SHORT EXERCISE =>
Count how many lines hold the string "Инвестор". Answer with that number and nothing more.

— begin PROVIDED MATERIAL —

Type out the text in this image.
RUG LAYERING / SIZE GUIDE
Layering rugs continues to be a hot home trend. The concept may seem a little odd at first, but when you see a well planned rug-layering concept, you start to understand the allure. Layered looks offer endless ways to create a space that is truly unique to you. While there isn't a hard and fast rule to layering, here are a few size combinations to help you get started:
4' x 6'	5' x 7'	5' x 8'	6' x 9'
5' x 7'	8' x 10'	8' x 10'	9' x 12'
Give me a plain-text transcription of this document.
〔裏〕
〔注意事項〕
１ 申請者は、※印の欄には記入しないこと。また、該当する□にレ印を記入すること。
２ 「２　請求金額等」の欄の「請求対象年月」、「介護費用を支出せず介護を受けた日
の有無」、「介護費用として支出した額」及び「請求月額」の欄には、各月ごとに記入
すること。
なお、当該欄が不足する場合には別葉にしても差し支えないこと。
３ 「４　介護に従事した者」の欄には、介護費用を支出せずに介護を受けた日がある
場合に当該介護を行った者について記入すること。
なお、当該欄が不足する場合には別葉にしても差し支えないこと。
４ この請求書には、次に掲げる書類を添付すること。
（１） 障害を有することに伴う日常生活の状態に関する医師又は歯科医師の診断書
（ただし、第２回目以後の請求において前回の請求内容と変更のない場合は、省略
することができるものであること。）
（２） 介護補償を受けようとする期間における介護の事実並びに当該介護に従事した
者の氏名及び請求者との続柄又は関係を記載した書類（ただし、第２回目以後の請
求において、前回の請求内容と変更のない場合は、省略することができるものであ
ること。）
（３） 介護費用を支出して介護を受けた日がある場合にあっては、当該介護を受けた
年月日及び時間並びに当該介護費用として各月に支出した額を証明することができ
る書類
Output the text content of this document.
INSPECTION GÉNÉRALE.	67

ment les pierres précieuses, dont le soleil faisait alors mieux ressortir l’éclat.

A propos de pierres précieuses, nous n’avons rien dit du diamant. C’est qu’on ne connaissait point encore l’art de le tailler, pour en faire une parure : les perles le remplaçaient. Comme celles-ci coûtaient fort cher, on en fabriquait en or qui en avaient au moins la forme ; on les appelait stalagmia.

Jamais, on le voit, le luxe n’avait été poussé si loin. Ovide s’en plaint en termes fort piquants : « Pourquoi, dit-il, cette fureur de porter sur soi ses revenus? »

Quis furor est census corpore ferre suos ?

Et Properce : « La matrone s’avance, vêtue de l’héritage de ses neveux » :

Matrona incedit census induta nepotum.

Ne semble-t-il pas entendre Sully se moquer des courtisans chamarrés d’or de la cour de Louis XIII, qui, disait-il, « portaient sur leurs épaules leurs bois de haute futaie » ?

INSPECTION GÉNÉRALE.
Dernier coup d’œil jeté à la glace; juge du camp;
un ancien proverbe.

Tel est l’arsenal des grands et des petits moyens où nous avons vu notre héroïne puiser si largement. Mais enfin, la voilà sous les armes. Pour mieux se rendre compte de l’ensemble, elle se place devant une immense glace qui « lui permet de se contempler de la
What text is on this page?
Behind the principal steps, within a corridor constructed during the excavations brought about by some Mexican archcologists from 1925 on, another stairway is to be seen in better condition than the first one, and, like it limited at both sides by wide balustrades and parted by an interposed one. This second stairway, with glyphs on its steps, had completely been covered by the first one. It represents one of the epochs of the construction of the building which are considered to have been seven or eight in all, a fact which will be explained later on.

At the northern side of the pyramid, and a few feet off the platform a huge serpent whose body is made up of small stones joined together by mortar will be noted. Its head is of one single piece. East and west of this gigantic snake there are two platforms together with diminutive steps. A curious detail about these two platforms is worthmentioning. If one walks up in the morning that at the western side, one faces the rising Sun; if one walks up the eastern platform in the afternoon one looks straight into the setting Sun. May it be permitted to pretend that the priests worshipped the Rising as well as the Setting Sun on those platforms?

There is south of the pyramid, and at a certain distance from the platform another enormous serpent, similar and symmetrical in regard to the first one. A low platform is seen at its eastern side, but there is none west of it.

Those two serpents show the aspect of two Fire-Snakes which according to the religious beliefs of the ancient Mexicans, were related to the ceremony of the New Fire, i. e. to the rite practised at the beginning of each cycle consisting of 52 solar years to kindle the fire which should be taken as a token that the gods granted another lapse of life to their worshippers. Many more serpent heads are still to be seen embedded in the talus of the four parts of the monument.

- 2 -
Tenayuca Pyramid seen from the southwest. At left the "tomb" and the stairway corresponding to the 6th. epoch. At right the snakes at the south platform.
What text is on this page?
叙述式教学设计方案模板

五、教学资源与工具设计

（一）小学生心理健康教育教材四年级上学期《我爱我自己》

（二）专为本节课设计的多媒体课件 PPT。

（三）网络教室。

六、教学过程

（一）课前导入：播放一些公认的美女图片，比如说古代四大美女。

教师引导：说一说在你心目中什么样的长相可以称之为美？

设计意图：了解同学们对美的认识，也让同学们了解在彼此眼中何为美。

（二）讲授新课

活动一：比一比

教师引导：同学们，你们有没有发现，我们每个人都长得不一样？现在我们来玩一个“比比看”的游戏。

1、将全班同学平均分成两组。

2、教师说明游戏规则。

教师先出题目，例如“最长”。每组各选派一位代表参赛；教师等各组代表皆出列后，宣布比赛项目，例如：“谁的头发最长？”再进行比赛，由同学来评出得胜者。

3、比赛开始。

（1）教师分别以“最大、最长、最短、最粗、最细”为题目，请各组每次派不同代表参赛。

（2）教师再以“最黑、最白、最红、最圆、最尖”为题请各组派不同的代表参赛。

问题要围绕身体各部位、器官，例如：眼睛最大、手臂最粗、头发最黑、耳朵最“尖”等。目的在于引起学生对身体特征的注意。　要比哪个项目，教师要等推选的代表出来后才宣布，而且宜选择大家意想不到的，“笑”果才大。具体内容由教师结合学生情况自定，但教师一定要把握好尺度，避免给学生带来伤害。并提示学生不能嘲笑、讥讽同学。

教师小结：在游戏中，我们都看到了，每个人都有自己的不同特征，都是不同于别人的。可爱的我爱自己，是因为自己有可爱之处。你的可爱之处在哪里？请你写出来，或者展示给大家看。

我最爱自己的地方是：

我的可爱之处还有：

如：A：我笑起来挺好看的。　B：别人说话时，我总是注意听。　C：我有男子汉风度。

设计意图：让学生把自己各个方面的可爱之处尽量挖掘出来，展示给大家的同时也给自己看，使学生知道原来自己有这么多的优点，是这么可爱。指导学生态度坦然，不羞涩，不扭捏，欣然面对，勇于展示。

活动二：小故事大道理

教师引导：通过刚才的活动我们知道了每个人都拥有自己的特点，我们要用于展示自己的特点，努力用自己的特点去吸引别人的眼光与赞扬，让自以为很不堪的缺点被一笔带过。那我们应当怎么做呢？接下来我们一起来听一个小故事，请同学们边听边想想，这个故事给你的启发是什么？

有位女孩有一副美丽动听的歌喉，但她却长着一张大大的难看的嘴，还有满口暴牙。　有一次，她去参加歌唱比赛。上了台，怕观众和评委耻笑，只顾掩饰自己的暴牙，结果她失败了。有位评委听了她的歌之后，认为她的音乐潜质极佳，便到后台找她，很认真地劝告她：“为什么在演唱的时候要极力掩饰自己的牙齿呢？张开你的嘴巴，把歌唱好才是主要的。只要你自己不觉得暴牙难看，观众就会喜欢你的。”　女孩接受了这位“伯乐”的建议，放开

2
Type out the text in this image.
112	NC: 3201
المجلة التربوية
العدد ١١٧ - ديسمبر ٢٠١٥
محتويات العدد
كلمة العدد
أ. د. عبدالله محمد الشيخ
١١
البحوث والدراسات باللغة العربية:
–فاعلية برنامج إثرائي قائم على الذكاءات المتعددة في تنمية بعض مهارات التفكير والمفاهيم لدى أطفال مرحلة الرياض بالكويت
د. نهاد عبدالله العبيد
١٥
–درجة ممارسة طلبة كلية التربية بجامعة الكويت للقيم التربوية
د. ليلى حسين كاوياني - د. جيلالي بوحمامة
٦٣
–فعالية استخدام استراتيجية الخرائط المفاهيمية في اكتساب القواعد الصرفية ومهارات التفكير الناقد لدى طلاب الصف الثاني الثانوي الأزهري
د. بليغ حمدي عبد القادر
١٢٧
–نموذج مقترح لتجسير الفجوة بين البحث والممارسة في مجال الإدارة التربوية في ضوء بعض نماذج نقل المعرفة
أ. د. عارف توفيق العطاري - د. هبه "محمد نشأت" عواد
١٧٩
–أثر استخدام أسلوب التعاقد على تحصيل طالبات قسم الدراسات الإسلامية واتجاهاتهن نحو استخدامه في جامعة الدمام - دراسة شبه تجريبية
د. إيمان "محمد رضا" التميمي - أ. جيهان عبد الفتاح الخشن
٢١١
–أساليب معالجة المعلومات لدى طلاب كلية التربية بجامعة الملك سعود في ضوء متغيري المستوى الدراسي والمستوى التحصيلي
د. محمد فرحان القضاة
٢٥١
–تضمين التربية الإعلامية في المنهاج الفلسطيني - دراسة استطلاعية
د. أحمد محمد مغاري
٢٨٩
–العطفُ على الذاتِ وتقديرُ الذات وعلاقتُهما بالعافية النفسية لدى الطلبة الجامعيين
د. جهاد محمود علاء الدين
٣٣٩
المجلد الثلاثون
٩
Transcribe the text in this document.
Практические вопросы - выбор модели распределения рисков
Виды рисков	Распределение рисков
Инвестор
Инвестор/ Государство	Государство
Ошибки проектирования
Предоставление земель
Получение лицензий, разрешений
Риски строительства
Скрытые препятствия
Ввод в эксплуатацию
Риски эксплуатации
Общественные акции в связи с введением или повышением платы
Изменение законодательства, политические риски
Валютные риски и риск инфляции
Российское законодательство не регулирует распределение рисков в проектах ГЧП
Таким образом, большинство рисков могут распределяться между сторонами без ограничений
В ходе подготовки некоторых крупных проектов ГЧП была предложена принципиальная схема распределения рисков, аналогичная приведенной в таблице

— end PROVIDED MATERIAL —

OUTPUT FOR THIS EXERCISE =>
2